> **TASK DETAILS**
Note each line that includes the word "Crediti". Copy those lines.

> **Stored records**
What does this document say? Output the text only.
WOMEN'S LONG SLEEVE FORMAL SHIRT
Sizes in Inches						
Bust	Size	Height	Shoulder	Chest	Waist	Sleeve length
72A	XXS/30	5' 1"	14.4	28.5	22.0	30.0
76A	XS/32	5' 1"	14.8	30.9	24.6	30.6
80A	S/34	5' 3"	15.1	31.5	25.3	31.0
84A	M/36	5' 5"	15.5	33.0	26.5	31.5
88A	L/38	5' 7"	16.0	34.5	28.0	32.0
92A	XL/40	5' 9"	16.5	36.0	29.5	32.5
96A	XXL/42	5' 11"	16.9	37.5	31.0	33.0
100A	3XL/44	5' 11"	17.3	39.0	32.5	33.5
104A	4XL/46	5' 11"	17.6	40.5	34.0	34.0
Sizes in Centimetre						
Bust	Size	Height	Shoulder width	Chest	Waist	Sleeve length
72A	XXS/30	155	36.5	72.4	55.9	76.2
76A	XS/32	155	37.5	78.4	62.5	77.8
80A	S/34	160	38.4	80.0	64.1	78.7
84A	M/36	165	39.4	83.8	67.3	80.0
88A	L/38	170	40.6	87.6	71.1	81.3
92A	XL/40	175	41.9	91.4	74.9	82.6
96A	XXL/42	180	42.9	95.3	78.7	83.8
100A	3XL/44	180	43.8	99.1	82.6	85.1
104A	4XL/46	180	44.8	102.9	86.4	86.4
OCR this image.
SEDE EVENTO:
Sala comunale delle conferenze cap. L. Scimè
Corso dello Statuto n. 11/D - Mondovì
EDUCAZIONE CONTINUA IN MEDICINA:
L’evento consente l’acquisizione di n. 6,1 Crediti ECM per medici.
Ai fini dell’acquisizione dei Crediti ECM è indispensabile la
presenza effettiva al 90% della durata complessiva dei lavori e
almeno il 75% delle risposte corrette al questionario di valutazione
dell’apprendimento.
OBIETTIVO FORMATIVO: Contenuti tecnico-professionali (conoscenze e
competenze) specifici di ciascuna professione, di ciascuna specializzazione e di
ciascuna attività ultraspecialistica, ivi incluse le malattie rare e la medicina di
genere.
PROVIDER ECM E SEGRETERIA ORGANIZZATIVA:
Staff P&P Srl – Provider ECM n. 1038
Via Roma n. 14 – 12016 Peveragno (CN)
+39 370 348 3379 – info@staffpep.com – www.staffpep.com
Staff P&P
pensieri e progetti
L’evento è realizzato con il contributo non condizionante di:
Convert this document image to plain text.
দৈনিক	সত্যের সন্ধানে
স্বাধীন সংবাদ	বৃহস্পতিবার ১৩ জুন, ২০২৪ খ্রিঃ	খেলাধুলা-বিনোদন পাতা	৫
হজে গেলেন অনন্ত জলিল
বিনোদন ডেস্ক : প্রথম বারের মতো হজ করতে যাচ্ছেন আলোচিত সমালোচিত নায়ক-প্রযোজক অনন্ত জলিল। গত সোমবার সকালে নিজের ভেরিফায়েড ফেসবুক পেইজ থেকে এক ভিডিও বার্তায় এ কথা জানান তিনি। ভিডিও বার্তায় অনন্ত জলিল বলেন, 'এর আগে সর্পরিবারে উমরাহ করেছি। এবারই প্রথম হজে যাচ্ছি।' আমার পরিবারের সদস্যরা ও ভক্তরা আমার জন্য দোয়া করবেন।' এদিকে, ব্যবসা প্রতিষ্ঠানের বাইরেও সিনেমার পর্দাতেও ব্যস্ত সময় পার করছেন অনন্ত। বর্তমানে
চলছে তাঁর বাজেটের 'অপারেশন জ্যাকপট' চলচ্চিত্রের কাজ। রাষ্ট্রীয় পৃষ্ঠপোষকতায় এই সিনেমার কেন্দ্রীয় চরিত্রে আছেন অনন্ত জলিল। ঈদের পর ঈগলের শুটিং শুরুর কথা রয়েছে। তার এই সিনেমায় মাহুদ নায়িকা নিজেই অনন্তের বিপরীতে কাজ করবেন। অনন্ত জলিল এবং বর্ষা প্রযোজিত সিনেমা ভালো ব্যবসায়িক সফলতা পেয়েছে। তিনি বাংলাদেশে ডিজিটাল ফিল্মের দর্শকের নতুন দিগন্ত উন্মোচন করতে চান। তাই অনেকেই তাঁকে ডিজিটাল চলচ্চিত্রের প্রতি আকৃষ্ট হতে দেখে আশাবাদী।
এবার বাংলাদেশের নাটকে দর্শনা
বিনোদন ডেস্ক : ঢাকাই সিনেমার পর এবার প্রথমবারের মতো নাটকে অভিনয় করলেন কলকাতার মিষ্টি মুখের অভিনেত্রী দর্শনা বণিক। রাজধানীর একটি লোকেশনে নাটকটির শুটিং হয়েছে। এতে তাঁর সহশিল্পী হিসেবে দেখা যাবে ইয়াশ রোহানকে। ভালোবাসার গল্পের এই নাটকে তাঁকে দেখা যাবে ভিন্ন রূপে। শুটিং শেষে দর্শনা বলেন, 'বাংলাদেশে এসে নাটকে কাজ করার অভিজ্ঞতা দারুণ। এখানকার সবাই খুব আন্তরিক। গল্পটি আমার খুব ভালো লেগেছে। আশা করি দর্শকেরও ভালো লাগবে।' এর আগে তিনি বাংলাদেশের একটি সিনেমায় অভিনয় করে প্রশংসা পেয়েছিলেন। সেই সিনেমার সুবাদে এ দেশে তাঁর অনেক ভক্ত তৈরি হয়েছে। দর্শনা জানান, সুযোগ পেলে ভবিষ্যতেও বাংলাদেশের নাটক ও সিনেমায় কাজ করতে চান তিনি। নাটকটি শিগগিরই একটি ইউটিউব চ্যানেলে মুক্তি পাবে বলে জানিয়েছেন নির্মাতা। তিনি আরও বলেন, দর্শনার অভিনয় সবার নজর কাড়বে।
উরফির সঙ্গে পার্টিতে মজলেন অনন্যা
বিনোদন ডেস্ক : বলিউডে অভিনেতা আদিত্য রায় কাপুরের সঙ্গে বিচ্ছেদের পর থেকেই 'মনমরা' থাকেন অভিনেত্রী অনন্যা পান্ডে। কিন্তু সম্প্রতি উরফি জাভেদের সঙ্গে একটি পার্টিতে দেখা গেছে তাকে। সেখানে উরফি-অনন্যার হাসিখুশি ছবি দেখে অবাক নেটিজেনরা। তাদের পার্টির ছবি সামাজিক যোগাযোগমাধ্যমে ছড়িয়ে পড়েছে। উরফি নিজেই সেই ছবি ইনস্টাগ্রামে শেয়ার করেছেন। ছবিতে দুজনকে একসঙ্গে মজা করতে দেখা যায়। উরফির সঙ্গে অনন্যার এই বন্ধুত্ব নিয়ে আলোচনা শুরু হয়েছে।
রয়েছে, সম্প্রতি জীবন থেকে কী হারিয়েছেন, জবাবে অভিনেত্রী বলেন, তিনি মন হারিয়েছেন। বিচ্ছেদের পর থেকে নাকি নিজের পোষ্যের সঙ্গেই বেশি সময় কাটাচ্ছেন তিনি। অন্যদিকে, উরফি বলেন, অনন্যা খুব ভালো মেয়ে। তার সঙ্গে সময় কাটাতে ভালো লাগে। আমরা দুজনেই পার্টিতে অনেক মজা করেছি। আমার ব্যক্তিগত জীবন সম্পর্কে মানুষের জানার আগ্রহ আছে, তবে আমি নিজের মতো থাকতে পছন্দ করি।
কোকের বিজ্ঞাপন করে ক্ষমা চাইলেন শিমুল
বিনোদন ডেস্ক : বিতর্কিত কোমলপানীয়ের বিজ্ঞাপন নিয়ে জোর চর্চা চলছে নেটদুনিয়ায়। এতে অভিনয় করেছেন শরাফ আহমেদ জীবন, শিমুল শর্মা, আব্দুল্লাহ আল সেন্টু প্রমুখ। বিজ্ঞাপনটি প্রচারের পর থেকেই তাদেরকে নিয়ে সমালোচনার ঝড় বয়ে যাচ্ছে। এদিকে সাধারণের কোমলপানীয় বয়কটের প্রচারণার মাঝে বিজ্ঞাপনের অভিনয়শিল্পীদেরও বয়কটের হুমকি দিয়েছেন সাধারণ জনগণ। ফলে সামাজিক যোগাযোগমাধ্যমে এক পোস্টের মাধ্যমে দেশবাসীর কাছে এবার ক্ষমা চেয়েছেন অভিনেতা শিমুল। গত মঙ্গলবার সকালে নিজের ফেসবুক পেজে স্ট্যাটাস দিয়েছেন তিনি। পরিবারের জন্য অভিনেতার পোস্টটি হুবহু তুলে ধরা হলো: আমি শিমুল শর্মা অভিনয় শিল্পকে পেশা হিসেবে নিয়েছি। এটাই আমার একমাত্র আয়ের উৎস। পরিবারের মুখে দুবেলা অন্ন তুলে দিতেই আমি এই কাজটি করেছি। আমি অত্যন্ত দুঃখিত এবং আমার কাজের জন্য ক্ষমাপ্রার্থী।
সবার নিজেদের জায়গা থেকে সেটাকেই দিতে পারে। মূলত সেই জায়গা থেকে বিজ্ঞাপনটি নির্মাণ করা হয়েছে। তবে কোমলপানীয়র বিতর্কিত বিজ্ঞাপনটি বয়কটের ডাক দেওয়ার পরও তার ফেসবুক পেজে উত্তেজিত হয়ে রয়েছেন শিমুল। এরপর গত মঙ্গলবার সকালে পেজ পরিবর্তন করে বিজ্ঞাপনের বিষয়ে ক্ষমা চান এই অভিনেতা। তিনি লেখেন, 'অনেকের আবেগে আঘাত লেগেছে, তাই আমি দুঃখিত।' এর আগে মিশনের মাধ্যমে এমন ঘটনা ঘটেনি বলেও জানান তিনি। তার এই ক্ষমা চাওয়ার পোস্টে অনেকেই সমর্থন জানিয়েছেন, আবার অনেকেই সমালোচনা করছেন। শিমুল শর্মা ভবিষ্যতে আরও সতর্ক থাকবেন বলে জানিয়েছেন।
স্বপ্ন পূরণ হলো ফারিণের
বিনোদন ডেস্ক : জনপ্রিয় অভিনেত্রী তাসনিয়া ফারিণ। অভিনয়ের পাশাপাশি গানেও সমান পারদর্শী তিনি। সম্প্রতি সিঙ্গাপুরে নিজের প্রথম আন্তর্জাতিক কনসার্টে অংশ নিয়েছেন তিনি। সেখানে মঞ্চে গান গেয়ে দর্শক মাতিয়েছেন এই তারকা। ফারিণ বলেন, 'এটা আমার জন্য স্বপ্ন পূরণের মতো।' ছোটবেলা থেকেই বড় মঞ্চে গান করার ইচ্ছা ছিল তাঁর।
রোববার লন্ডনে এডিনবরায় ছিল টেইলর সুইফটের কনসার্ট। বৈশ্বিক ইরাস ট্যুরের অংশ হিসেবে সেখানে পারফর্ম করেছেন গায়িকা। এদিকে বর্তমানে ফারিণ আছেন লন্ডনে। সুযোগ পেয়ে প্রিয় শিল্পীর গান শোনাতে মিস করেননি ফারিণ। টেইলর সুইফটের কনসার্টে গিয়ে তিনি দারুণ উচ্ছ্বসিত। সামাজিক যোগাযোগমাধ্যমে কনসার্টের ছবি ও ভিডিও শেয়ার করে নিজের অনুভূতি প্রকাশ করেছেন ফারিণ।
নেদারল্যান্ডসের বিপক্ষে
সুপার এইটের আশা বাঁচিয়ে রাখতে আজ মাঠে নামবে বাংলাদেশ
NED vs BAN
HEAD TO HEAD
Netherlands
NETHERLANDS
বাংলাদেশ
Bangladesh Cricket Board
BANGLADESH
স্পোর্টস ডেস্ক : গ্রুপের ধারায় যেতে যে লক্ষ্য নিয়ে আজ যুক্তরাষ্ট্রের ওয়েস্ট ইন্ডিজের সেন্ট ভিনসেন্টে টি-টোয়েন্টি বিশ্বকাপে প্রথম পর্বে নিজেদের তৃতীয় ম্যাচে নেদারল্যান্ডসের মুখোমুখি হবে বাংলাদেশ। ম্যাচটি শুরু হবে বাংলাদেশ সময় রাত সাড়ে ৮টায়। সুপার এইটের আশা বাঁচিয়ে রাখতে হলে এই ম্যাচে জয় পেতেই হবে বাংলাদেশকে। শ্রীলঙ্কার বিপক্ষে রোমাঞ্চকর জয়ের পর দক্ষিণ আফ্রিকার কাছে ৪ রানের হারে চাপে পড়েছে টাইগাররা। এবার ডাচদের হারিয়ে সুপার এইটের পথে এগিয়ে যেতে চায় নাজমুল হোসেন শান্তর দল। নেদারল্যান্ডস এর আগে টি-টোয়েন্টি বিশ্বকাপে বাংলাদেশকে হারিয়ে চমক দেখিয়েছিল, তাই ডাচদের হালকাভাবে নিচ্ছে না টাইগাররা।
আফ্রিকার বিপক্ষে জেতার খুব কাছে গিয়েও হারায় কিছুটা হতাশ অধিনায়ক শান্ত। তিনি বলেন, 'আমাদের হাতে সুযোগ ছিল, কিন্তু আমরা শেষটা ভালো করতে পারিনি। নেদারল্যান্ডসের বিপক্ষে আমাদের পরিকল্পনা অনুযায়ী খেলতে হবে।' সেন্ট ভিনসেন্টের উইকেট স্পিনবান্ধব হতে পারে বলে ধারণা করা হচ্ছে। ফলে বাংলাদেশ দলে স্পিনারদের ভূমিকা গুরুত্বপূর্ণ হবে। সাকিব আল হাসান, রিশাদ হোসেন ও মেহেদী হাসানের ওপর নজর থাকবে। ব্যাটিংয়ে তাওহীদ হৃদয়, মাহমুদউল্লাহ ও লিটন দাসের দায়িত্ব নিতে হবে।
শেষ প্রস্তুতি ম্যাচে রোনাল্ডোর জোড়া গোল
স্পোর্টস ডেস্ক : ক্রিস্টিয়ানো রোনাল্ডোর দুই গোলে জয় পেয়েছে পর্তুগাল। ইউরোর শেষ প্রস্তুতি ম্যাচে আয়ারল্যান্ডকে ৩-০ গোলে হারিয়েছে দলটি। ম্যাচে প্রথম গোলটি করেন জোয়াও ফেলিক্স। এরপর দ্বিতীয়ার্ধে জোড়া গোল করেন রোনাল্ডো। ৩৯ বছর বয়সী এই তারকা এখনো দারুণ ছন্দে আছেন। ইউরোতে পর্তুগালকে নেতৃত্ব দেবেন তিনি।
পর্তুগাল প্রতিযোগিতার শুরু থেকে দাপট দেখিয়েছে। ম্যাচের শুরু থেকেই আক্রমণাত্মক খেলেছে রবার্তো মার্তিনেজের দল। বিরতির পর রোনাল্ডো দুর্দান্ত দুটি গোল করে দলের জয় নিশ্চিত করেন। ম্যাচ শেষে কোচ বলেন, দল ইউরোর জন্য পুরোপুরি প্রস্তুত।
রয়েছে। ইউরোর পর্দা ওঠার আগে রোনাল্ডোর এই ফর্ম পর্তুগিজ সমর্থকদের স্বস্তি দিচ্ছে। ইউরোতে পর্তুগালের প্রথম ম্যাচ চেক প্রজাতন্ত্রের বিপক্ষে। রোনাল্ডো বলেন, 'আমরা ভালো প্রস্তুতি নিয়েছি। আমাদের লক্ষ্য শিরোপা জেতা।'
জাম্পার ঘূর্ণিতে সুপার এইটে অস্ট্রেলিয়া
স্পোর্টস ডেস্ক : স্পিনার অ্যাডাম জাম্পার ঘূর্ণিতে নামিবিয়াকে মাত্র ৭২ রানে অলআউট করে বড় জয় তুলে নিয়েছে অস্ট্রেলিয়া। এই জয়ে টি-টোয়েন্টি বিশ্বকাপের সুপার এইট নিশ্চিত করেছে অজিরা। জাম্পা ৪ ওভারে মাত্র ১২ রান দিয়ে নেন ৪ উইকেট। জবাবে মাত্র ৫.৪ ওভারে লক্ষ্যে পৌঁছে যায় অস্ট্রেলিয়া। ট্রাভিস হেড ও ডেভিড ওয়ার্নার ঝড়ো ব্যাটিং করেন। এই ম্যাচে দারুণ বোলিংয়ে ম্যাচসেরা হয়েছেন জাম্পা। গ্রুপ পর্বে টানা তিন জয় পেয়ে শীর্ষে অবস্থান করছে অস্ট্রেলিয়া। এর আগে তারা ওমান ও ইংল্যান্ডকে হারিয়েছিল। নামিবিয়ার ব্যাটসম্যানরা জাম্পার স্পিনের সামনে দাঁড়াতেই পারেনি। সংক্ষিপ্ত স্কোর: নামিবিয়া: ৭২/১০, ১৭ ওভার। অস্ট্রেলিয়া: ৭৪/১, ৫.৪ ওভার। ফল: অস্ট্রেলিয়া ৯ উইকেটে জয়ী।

> **REPLY**
L’evento consente l’acquisizione di n. 6,1 Crediti ECM per medici.
Ai fini dell’acquisizione dei Crediti ECM è indispensabile la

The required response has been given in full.